What is asked:
Copy each line below that contains "document".

========================

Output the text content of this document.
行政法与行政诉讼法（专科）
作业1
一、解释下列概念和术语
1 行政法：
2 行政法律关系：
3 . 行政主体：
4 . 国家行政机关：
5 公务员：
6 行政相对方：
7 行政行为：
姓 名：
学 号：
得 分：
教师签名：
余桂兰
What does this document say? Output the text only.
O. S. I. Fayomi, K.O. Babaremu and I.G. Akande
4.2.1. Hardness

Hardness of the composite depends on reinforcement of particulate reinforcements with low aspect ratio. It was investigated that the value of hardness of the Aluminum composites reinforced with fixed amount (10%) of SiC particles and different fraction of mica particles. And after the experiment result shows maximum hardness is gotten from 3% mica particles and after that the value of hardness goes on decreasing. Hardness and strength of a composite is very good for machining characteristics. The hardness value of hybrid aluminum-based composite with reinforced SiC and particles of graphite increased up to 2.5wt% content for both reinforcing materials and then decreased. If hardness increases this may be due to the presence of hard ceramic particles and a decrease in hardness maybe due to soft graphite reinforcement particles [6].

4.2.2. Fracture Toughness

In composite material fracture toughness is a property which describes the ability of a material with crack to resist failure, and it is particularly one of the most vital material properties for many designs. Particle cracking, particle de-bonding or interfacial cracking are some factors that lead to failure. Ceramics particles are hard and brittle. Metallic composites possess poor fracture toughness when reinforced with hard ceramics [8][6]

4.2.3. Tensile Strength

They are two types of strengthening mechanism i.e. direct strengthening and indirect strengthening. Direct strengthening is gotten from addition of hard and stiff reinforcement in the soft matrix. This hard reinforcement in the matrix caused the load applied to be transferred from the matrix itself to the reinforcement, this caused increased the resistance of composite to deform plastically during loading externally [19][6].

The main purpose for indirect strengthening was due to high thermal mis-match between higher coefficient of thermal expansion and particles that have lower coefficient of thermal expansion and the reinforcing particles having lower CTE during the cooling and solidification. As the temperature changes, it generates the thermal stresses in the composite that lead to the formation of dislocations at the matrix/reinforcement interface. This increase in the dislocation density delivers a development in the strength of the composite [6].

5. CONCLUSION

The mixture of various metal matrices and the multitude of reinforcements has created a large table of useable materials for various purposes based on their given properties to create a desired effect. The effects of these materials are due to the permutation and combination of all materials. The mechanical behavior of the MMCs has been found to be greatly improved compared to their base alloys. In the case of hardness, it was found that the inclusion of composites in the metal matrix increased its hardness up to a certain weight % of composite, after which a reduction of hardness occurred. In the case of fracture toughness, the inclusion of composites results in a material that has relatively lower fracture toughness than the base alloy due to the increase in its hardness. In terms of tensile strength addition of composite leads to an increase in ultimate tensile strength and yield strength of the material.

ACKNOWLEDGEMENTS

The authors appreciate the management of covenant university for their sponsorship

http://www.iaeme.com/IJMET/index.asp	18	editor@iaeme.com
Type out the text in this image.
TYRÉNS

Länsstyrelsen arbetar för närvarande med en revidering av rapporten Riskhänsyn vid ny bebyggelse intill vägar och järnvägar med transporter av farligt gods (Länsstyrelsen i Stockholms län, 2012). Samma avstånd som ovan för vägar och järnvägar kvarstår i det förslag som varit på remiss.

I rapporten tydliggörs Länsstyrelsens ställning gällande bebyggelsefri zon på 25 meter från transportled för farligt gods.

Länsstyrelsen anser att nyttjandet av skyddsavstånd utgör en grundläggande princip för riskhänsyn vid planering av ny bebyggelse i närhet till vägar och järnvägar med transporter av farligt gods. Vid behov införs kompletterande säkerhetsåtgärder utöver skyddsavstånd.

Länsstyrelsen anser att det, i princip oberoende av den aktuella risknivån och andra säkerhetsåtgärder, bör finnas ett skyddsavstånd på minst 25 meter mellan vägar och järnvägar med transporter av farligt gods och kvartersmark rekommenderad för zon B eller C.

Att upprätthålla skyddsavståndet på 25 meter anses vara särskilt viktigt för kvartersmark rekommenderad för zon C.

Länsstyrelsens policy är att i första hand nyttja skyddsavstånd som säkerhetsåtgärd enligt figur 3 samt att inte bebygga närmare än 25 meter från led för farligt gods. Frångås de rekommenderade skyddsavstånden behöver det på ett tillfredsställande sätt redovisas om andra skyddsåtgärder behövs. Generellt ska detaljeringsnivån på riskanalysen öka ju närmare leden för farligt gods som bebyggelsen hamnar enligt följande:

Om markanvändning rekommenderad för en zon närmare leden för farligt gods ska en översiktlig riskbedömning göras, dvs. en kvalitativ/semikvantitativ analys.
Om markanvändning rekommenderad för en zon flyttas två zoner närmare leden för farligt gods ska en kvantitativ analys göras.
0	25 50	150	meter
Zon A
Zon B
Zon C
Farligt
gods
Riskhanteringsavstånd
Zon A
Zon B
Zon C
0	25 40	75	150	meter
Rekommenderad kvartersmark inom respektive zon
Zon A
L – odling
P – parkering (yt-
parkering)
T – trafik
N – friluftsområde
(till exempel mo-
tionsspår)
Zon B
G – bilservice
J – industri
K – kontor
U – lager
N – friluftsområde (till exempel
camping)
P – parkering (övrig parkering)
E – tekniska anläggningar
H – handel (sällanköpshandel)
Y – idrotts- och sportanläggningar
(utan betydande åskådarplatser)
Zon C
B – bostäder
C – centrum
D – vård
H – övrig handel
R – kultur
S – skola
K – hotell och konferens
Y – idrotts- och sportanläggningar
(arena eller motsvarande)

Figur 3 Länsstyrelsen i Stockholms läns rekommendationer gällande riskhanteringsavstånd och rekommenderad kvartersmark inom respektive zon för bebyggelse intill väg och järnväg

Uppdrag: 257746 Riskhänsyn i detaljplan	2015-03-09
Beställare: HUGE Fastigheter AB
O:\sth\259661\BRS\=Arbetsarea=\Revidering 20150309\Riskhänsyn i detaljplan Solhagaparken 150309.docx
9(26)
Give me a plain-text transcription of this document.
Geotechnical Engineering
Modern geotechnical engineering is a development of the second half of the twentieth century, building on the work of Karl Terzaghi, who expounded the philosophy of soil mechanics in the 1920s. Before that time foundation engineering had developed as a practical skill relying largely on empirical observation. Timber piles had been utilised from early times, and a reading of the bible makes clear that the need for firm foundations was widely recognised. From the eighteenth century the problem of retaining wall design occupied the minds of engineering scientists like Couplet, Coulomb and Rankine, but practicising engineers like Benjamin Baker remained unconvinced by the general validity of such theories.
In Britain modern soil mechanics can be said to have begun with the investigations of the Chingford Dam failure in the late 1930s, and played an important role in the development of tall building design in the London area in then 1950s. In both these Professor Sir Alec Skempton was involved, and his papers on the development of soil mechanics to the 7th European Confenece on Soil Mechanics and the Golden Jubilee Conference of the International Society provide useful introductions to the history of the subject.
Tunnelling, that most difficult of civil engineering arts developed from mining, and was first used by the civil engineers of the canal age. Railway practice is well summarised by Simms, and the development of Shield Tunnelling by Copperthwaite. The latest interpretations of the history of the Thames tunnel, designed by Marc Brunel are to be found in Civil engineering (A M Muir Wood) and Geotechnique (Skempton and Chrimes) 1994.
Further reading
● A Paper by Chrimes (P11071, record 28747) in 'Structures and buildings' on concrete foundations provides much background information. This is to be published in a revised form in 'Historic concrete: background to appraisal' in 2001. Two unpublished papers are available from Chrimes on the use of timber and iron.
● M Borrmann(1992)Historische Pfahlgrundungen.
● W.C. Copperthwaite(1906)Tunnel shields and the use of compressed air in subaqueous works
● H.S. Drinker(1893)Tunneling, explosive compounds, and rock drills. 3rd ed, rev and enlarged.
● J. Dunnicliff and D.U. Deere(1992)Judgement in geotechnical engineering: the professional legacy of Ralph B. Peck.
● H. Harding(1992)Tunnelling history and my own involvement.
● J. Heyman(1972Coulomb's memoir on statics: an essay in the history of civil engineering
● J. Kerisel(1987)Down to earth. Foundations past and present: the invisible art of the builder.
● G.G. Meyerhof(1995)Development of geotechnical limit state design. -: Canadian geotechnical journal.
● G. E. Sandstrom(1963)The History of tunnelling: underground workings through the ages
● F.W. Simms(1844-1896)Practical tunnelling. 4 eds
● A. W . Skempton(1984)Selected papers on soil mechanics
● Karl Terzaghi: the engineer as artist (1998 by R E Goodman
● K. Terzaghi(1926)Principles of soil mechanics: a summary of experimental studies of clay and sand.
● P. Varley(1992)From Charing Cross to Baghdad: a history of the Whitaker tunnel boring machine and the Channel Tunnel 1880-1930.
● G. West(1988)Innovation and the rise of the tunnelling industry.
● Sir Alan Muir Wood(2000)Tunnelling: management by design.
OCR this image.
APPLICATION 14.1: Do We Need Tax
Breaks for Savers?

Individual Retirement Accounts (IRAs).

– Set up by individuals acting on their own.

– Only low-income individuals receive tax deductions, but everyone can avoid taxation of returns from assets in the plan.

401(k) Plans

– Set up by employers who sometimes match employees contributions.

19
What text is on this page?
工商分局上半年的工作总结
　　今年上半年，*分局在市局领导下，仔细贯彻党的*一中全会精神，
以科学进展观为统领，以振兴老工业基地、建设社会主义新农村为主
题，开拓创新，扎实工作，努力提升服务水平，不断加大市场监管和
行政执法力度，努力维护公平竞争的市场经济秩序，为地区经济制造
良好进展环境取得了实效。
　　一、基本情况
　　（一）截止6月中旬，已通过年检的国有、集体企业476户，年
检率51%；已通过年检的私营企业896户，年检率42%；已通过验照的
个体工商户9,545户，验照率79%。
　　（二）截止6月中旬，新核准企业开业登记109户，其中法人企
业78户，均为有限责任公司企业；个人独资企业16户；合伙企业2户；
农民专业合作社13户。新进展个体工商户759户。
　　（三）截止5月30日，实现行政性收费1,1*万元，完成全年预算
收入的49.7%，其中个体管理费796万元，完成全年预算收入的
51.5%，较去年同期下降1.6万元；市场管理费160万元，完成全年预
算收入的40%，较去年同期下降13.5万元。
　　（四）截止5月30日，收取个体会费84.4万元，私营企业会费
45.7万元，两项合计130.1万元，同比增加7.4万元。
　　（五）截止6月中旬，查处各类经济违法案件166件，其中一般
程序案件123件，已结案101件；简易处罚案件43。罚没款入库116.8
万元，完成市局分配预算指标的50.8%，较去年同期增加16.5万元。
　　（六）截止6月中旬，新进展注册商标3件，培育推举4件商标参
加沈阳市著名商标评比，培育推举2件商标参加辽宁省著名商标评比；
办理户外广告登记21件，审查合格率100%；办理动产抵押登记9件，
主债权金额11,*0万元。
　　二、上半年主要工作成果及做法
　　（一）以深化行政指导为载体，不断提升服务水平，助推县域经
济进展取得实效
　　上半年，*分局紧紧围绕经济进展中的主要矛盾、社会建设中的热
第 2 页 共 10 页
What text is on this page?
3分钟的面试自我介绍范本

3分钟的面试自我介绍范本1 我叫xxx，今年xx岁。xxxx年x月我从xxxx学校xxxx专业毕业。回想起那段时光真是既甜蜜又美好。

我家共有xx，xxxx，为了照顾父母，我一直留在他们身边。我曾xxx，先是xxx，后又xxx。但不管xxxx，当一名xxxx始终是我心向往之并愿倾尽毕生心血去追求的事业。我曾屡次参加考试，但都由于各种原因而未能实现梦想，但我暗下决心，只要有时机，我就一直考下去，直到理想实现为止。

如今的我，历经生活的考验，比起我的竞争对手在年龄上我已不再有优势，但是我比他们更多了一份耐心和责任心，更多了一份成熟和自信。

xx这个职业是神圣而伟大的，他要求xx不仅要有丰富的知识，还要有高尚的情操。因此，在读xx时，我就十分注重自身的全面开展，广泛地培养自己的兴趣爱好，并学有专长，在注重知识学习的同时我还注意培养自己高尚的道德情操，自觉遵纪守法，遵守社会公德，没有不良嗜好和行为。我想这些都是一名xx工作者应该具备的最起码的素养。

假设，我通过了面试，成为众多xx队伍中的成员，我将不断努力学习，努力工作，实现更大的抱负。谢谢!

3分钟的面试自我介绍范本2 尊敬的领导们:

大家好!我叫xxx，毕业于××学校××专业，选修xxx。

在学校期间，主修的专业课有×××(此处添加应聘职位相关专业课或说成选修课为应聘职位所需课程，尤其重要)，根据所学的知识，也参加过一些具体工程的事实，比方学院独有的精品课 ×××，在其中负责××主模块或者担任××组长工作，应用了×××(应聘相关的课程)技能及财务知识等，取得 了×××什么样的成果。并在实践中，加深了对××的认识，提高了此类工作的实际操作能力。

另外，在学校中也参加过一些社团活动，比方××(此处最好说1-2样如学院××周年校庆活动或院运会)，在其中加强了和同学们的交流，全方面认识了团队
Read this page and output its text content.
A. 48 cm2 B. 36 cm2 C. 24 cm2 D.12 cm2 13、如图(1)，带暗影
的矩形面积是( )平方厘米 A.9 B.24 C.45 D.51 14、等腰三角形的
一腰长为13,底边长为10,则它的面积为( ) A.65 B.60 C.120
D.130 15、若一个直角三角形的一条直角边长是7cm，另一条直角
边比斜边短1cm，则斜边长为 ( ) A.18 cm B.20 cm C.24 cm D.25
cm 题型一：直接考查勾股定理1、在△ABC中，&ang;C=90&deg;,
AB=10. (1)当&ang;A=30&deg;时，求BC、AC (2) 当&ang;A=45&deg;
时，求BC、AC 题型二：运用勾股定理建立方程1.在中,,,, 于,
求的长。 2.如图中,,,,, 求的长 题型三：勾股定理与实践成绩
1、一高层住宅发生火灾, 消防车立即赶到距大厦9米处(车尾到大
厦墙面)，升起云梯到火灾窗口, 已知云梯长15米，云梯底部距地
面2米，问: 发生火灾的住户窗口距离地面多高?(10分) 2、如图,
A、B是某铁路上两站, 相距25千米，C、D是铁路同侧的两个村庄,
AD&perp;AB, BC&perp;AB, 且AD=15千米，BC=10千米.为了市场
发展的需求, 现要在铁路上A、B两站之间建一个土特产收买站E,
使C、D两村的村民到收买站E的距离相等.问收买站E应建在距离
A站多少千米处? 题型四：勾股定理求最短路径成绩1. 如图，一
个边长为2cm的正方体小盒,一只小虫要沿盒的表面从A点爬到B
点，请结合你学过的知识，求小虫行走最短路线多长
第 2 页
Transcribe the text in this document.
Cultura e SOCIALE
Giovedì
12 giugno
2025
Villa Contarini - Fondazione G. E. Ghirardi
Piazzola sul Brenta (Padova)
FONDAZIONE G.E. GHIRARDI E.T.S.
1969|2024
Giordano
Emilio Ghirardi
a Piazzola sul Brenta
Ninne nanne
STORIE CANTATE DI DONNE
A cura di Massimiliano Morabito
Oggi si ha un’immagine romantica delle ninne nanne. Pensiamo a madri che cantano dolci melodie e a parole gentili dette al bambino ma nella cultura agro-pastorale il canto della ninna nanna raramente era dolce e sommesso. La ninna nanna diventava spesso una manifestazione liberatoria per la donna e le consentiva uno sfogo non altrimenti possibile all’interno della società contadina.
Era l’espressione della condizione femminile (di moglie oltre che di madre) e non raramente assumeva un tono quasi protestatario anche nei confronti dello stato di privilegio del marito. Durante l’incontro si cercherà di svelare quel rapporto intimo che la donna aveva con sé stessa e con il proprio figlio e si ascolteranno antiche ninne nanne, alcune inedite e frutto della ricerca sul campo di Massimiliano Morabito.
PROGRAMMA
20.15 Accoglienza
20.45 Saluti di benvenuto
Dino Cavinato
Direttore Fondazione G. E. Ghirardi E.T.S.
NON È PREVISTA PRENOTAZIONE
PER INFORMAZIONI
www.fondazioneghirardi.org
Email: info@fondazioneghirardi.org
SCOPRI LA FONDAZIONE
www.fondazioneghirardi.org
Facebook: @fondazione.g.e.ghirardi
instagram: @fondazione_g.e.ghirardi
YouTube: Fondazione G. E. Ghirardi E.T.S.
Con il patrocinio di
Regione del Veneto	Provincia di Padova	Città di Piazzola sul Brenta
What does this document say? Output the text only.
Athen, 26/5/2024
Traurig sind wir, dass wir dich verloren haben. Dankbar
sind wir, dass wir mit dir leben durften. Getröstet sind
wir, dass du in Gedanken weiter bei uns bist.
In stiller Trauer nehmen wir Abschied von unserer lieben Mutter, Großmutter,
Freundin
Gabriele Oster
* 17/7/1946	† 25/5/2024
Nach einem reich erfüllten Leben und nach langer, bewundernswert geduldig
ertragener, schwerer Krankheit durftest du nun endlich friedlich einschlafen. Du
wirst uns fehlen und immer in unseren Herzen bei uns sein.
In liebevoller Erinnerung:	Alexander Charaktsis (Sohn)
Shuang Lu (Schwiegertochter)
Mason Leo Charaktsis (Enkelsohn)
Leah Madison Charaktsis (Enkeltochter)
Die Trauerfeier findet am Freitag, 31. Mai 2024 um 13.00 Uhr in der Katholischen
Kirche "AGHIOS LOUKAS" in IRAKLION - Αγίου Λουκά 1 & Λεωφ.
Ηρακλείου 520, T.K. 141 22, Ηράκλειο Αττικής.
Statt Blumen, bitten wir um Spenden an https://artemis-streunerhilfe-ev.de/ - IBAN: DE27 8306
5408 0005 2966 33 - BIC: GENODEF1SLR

========================

Exercise output:
Output the text content of this document.
What does this document say? Output the text only.
Give me a plain-text transcription of this document.
Transcribe the text in this document.
What does this document say? Output the text only.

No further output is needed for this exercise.